* EXTRACTED DATA
────────

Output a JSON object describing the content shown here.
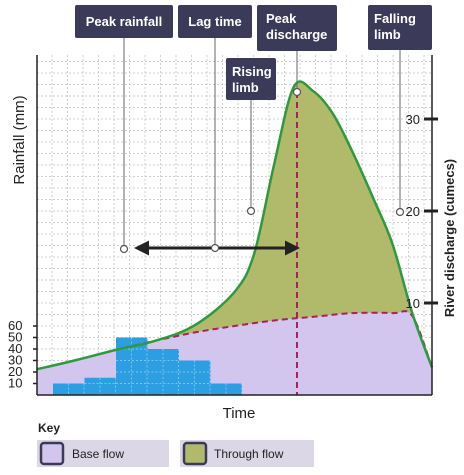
{
  "chart_data": {
    "type": "area",
    "title": "",
    "xlabel": "Time",
    "ylabel_left": "Rainfall (mm)",
    "ylabel_right": "River discharge (cumecs)",
    "ylim_left": [
      0,
      60
    ],
    "yticks_left": [
      "10",
      "20",
      "30",
      "40",
      "50",
      "60"
    ],
    "ylim_right": [
      0,
      34
    ],
    "yticks_right": [
      "10",
      "20",
      "30"
    ],
    "grid": true,
    "rainfall_bars": {
      "name": "Rainfall",
      "x_slots": [
        1,
        2,
        3,
        4,
        5,
        6,
        7
      ],
      "values": [
        10,
        15,
        50,
        40,
        30,
        10,
        0
      ]
    },
    "series": [
      {
        "name": "Base flow",
        "color": "#d2c6ee",
        "x": [
          0,
          0.1,
          0.2,
          0.3,
          0.4,
          0.5,
          0.6,
          0.7,
          0.8,
          0.9,
          0.95,
          1.0
        ],
        "values": [
          2.8,
          3.8,
          4.9,
          5.9,
          6.8,
          7.5,
          8.1,
          8.5,
          8.9,
          8.9,
          8.6,
          3.0
        ]
      },
      {
        "name": "Through flow",
        "color": "#b1ba6a",
        "x": [
          0,
          0.1,
          0.2,
          0.3,
          0.4,
          0.5,
          0.55,
          0.6,
          0.65,
          0.7,
          0.75,
          0.8,
          0.85,
          0.9,
          0.95,
          1.0
        ],
        "values": [
          2.8,
          3.8,
          4.9,
          5.9,
          7.6,
          11.2,
          15.4,
          25.0,
          33.5,
          33.0,
          30.5,
          26.3,
          21.5,
          16.4,
          8.9,
          3.0
        ]
      }
    ],
    "annotations": {
      "peak_rainfall": "Peak rainfall",
      "lag_time": "Lag time",
      "peak_discharge": "Peak discharge",
      "rising_limb": "Rising limb",
      "falling_limb": "Falling limb"
    },
    "legend": {
      "title": "Key",
      "position": "bottom",
      "items": [
        {
          "label": "Base flow",
          "color": "#d2c6ee"
        },
        {
          "label": "Through flow",
          "color": "#b1ba6a"
        }
      ]
    },
    "colors": {
      "callout_bg": "#3b3a58",
      "bars": "#2e9ee3",
      "discharge_line": "#2e9a3f",
      "marker_line": "#a8215a",
      "lag_arrow": "#222222"
    }
  }
}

────────

The listing above must be printed again exactly, minus its pictures.

* SOLUTION
Output a JSON object describing the content shown here.
{
  "chart_data": {
    "type": "area",
    "title": "",
    "xlabel": "Time",
    "ylabel_left": "Rainfall (mm)",
    "ylabel_right": "River discharge (cumecs)",
    "ylim_left": [
      0,
      60
    ],
    "yticks_left": [
      "10",
      "20",
      "30",
      "40",
      "50",
      "60"
    ],
    "ylim_right": [
      0,
      34
    ],
    "yticks_right": [
      "10",
      "20",
      "30"
    ],
    "grid": true,
    "rainfall_bars": {
      "name": "Rainfall",
      "x_slots": [
        1,
        2,
        3,
        4,
        5,
        6,
        7
      ],
      "values": [
        10,
        15,
        50,
        40,
        30,
        10,
        0
      ]
    },
    "series": [
      {
        "name": "Base flow",
        "color": "#d2c6ee",
        "x": [
          0,
          0.1,
          0.2,
          0.3,
          0.4,
          0.5,
          0.6,
          0.7,
          0.8,
          0.9,
          0.95,
          1.0
        ],
        "values": [
          2.8,
          3.8,
          4.9,
          5.9,
          6.8,
          7.5,
          8.1,
          8.5,
          8.9,
          8.9,
          8.6,
          3.0
        ]
      },
      {
        "name": "Through flow",
        "color": "#b1ba6a",
        "x": [
          0,
          0.1,
          0.2,
          0.3,
          0.4,
          0.5,
          0.55,
          0.6,
          0.65,
          0.7,
          0.75,
          0.8,
          0.85,
          0.9,
          0.95,
          1.0
        ],
        "values": [
          2.8,
          3.8,
          4.9,
          5.9,
          7.6,
          11.2,
          15.4,
          25.0,
          33.5,
          33.0,
          30.5,
          26.3,
          21.5,
          16.4,
          8.9,
          3.0
        ]
      }
    ],
    "annotations": {
      "peak_rainfall": "Peak rainfall",
      "lag_time": "Lag time",
      "peak_discharge": "Peak discharge",
      "rising_limb": "Rising limb",
      "falling_limb": "Falling limb"
    },
    "legend": {
      "title": "Key",
      "position": "bottom",
      "items": [
        {
          "label": "Base flow",
          "color": "#d2c6ee"
        },
        {
          "label": "Through flow",
          "color": "#b1ba6a"
        }
      ]
    },
    "colors": {
      "callout_bg": "#3b3a58",
      "bars": "#2e9ee3",
      "discharge_line": "#2e9a3f",
      "marker_line": "#a8215a",
      "lag_arrow": "#222222"
    }
  }
}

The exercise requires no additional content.